Bloque de texto:
___

A veces me pregunto si no tendré rencor por no haberlo tenido más fácil para conseguir hacer lo que quería. Me lo pregunto porque soy consciente de que no ser hija de, no ser de capital, no haber nacido enchufada o no tener dinero de familia son cartas muy distintas a las que repartirían un sí detrás de otro. Yo no conocía a nadie —a nadie de los que se supone que hay que conocer— cuando comencé. Al hacer la primera entrevista para una beca, recuerdo que me preguntaron si tenía amigos escritores. No, ninguno. ¿Y a qué se dedican tus amigos? No sé, algunos estudian. También tengo una amiga herrera, un amigo camarero…
Recuerdo la sonrisa que se le escapó a uno de los que me entrevistaban ante mi completo desconcierto. ¿Por qué iban a querer saber en una beca a qué se dedicaban mis amigos? Siempre he pensado que valoraron que fuera una «salida de ningún sitio», que es como llamo con ironía a los que, de repente, surgimos como una seta en un bosque donde todo el mundo, previamente, ya sabe quién es todo el mundo y de qué semilla brota.
También están las otras cosas, claro. La dislexia y discalculia que no me diagnosticaron hasta la mayoría de edad. Tener que estudiar, trabajar y escribir a la vez, porque no había dinero. El ser chica, porque eso era un hándicap. Recuerdo que entonces estaba deseando envejecer porque era muy consciente de que a las escritoras se nos empezaba a tomar en serio cuando se nos dejaba de ver como a chicas monas.
Me pregunto cuántas se habrán perdido por el camino para no tener que aguantarlo. Cuántas habrán desaparecido sólo por cada pequeño desengaño, cada pequeño desplante, por tener que lidiar ellas solas con muchas cosas que seguramente callaran. Y, la verdad, es que eso es lo que me hace pensar que no guardo rencor, aunque siempre vaya a tener palos en las ruedas: pienso en los que se han caído por el camino por tener circunstancias semejantes a las mías, u otras peores, rara vez pienso en mí como en alguien que lo ha tenido difícil. Tengo que esforzarme para pensarlo, aunque vea sus consecuencias todos los días; sé las razones por las que sigo teniendo algunos caminos vedados y soy muy consciente de los sacrificios que hago. Pero lo cierto es que me considero afortunada por haber tenido la ocasión de pelearlo.

___

(Datos estructurados del análisis de páginas)
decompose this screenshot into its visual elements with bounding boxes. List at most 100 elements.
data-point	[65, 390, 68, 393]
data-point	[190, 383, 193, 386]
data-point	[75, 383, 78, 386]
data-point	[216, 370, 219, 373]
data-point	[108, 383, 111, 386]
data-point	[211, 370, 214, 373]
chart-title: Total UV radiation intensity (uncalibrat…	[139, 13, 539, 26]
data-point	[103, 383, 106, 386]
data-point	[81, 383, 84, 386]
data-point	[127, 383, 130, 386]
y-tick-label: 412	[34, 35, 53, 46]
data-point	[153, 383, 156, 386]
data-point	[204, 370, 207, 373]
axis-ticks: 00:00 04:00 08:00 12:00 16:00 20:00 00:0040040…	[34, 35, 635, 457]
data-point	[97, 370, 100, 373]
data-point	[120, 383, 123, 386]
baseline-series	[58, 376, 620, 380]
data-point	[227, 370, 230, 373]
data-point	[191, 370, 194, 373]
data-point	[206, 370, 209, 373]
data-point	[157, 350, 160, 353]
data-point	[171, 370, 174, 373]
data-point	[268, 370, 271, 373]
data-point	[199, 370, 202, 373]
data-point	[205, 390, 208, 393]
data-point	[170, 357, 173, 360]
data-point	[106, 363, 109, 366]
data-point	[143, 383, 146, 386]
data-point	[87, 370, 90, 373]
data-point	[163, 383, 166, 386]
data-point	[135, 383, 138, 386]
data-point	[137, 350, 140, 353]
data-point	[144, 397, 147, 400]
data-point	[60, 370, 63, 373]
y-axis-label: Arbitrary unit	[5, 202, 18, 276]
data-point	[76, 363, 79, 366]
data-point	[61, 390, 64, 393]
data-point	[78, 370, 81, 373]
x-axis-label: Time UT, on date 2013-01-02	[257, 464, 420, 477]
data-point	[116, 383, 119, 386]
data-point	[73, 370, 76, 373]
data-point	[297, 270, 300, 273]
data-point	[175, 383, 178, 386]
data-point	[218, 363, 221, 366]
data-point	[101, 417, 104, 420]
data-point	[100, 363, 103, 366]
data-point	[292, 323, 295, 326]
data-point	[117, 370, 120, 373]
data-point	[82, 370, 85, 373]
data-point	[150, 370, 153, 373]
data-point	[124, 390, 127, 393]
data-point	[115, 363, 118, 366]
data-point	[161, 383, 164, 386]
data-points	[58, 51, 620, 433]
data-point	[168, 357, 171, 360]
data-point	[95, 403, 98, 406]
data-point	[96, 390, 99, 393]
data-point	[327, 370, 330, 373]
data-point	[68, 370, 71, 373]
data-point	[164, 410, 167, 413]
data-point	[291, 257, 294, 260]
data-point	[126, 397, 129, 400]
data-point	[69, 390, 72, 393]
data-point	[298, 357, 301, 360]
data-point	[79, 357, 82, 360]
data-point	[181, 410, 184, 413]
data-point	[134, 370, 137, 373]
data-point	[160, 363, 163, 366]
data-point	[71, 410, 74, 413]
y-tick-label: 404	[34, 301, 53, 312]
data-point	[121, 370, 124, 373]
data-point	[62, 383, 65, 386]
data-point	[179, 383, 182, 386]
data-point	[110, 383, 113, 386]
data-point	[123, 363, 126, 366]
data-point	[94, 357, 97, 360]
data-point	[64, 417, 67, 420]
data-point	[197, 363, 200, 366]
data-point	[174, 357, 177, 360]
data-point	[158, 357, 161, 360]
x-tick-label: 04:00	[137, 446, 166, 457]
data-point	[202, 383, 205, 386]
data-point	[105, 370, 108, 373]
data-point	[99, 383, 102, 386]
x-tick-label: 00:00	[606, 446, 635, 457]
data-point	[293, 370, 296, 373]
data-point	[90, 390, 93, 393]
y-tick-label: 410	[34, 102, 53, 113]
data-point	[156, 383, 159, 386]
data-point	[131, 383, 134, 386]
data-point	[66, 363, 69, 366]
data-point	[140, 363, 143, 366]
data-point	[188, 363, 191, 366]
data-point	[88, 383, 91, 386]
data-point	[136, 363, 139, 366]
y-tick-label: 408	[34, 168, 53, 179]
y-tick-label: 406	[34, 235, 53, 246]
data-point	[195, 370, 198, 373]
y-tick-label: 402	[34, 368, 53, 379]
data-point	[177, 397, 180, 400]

___

Planteamiento del problema: Copia de nuevo el texto sobre el rencor y los obstáculos, empezando por "Me pregunto cuántas" y siguiendo hasta "ocasión de pelearlo.", y sustituye "desengaño" por "desencanto".

Solución propuesta:
Me pregunto cuántas se habrán perdido por el camino para no tener que aguantarlo. Cuántas habrán desaparecido sólo por cada pequeño desencanto, cada pequeño desplante, por tener que lidiar ellas solas con muchas cosas que seguramente callaran. Y, la verdad, es que eso es lo que me hace pensar que no guardo rencor, aunque siempre vaya a tener palos en las ruedas: pienso en los que se han caído por el camino por tener circunstancias semejantes a las mías, u otras peores, rara vez pienso en mí como en alguien que lo ha tenido difícil. Tengo que esforzarme para pensarlo, aunque vea sus consecuencias todos los días; sé las razones por las que sigo teniendo algunos caminos vedados y soy muy consciente de los sacrificios que hago. Pero lo cierto es que me considero afortunada por haber tenido la ocasión de pelearlo.